** WHAT YOU SHOULD DO **
The entries need to be copied exactly.

** DATA PROVIDED **

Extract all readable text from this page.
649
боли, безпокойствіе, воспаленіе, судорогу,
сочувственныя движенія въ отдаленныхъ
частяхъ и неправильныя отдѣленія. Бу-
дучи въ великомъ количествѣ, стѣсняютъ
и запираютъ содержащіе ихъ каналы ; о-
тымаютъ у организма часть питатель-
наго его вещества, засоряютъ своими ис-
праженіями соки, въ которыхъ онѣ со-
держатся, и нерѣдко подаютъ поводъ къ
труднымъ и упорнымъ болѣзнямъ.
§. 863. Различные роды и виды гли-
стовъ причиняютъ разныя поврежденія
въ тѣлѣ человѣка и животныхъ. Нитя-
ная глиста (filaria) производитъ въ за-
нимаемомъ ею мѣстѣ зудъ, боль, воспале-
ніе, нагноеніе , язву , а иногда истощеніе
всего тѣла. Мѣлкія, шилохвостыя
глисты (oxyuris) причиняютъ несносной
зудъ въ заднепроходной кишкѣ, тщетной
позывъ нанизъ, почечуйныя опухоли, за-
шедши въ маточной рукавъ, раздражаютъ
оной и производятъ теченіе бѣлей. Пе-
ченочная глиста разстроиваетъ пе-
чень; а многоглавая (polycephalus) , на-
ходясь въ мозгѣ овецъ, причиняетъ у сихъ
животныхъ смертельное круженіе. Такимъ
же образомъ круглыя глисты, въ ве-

** RESULT OF THIS EXERCISE **
Extract all readable text from this page.
649
боли, безпокойствіе, воспаленіе, судорогу,
сочувственныя движенія въ отдаленныхъ
частяхъ и неправильныя отдѣленія. Бу-
дучи въ великомъ количествѣ, стѣсняютъ
и запираютъ содержащіе ихъ каналы ; о-
тымаютъ у организма часть питатель-
наго его вещества, засоряютъ своими ис-
праженіями соки, въ которыхъ онѣ со-
держатся, и нерѣдко подаютъ поводъ къ
труднымъ и упорнымъ болѣзнямъ.
§. 863. Различные роды и виды гли-
стовъ причиняютъ разныя поврежденія
въ тѣлѣ человѣка и животныхъ. Нитя-
ная глиста (filaria) производитъ въ за-
нимаемомъ ею мѣстѣ зудъ, боль, воспале-
ніе, нагноеніе , язву , а иногда истощеніе
всего тѣла. Мѣлкія, шилохвостыя
глисты (oxyuris) причиняютъ несносной
зудъ въ заднепроходной кишкѣ, тщетной
позывъ нанизъ, почечуйныя опухоли, за-
шедши въ маточной рукавъ, раздражаютъ
оной и производятъ теченіе бѣлей. Пе-
ченочная глиста разстроиваетъ пе-
чень; а многоглавая (polycephalus) , на-
ходясь въ мозгѣ овецъ, причиняетъ у сихъ
животныхъ смертельное круженіе. Такимъ
же образомъ круглыя глисты, въ ве-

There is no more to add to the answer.